Goal of the exercise: Reproduce the stretch of items from the very beginning through the line containing "917, 388, 932]", keeping every character unchanged.

Data to use:
>> begin

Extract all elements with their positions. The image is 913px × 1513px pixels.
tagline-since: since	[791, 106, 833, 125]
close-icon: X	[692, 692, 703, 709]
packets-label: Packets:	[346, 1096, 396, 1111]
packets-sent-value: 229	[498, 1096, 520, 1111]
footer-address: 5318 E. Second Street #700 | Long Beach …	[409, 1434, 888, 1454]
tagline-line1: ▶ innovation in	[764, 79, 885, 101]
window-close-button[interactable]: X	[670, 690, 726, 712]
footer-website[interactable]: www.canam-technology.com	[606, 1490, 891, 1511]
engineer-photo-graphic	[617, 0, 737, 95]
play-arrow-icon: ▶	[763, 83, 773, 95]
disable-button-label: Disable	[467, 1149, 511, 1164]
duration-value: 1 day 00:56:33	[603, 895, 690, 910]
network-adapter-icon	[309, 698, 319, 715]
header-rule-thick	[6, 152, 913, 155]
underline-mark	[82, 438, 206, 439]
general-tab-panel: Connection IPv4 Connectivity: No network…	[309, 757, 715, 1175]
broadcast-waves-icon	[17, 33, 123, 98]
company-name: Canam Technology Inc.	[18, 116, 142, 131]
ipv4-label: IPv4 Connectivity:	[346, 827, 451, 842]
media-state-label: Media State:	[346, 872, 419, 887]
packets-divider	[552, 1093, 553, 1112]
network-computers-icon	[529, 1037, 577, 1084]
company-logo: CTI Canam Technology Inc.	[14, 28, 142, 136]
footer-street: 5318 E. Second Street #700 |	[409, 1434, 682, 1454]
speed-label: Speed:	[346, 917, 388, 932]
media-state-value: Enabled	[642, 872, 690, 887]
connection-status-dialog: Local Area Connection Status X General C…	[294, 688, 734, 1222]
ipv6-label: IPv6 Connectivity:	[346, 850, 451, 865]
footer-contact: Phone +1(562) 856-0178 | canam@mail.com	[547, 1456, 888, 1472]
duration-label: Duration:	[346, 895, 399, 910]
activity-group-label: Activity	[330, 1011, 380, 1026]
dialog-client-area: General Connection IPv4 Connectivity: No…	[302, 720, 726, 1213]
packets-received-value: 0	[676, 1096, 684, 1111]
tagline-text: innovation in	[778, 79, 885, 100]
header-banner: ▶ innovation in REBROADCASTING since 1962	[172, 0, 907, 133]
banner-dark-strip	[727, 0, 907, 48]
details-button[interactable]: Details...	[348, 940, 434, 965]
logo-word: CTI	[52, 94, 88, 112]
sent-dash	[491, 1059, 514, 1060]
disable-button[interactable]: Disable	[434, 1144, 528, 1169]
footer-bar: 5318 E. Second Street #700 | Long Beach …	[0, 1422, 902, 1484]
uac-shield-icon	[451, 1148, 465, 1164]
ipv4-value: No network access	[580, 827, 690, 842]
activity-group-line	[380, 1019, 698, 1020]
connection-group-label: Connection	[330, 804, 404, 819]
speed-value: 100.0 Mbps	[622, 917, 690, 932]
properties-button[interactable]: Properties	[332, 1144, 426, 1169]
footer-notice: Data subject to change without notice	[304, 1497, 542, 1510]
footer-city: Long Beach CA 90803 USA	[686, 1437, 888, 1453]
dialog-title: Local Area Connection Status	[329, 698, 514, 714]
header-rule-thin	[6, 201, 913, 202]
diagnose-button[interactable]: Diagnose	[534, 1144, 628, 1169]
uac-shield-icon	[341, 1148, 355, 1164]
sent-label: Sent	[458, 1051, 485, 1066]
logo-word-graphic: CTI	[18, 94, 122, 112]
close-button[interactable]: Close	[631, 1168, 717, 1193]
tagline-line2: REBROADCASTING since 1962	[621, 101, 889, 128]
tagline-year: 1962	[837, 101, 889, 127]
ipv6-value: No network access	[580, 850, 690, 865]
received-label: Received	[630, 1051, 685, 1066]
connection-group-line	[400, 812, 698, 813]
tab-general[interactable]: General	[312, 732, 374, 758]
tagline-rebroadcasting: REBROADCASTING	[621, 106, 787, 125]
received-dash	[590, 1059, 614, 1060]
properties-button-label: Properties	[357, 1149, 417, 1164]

>> end

Solution to this task:
Extract all elements with their positions. The image is 913px × 1513px pixels.
tagline-since: since	[791, 106, 833, 125]
close-icon: X	[692, 692, 703, 709]
packets-label: Packets:	[346, 1096, 396, 1111]
packets-sent-value: 229	[498, 1096, 520, 1111]
footer-address: 5318 E. Second Street #700 | Long Beach …	[409, 1434, 888, 1454]
tagline-line1: ▶ innovation in	[764, 79, 885, 101]
window-close-button[interactable]: X	[670, 690, 726, 712]
footer-website[interactable]: www.canam-technology.com	[606, 1490, 891, 1511]
engineer-photo-graphic	[617, 0, 737, 95]
play-arrow-icon: ▶	[763, 83, 773, 95]
disable-button-label: Disable	[467, 1149, 511, 1164]
duration-value: 1 day 00:56:33	[603, 895, 690, 910]
network-adapter-icon	[309, 698, 319, 715]
header-rule-thick	[6, 152, 913, 155]
underline-mark	[82, 438, 206, 439]
general-tab-panel: Connection IPv4 Connectivity: No network…	[309, 757, 715, 1175]
broadcast-waves-icon	[17, 33, 123, 98]
company-name: Canam Technology Inc.	[18, 116, 142, 131]
ipv4-label: IPv4 Connectivity:	[346, 827, 451, 842]
media-state-label: Media State:	[346, 872, 419, 887]
packets-divider	[552, 1093, 553, 1112]
network-computers-icon	[529, 1037, 577, 1084]
company-logo: CTI Canam Technology Inc.	[14, 28, 142, 136]
footer-street: 5318 E. Second Street #700 |	[409, 1434, 682, 1454]
speed-label: Speed:	[346, 917, 388, 932]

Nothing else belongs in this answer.